··· Stored records

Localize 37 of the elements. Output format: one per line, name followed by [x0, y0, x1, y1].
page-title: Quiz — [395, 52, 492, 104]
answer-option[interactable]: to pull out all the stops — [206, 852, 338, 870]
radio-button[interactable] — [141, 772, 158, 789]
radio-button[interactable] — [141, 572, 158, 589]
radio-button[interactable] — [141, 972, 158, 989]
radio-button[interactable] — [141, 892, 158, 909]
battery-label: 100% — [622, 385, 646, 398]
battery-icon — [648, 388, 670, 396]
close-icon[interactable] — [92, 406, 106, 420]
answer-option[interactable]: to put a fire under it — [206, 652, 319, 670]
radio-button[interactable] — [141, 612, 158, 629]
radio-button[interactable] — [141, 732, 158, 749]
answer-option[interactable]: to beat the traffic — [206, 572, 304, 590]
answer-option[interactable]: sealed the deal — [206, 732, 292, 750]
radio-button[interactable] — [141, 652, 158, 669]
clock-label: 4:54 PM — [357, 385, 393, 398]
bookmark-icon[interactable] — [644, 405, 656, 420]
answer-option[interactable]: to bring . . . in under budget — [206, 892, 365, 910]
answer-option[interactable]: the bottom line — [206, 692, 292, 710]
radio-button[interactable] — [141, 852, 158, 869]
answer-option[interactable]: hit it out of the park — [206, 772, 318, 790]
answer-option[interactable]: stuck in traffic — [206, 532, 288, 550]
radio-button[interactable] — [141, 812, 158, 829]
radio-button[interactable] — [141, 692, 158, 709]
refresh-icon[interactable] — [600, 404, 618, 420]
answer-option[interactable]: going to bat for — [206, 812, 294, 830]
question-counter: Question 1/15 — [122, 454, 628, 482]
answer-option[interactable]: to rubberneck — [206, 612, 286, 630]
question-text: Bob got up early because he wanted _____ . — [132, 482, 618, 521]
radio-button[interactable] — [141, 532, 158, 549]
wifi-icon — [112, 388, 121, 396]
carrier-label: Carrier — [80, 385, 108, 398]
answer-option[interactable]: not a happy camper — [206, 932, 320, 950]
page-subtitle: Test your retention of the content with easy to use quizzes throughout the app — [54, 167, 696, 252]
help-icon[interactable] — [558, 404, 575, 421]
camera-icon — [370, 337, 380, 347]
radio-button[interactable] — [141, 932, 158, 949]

······

> **Work to complete**: Rewrite the records from the first line through the line containing "refresh-icon[interactable] — [600, 404, 618, 420]", replacing "radio-button" with "option-button" and leaving everything else unchanged.

> **Task solution**:
Localize 37 of the elements. Output format: one per line, name followed by [x0, y0, x1, y1].
page-title: Quiz — [395, 52, 492, 104]
answer-option[interactable]: to pull out all the stops — [206, 852, 338, 870]
option-button[interactable] — [141, 772, 158, 789]
option-button[interactable] — [141, 572, 158, 589]
option-button[interactable] — [141, 972, 158, 989]
option-button[interactable] — [141, 892, 158, 909]
battery-label: 100% — [622, 385, 646, 398]
battery-icon — [648, 388, 670, 396]
close-icon[interactable] — [92, 406, 106, 420]
answer-option[interactable]: to put a fire under it — [206, 652, 319, 670]
option-button[interactable] — [141, 612, 158, 629]
option-button[interactable] — [141, 732, 158, 749]
answer-option[interactable]: to beat the traffic — [206, 572, 304, 590]
answer-option[interactable]: sealed the deal — [206, 732, 292, 750]
option-button[interactable] — [141, 652, 158, 669]
clock-label: 4:54 PM — [357, 385, 393, 398]
bookmark-icon[interactable] — [644, 405, 656, 420]
answer-option[interactable]: to bring . . . in under budget — [206, 892, 365, 910]
answer-option[interactable]: the bottom line — [206, 692, 292, 710]
option-button[interactable] — [141, 852, 158, 869]
answer-option[interactable]: hit it out of the park — [206, 772, 318, 790]
answer-option[interactable]: stuck in traffic — [206, 532, 288, 550]
option-button[interactable] — [141, 812, 158, 829]
option-button[interactable] — [141, 692, 158, 709]
refresh-icon[interactable] — [600, 404, 618, 420]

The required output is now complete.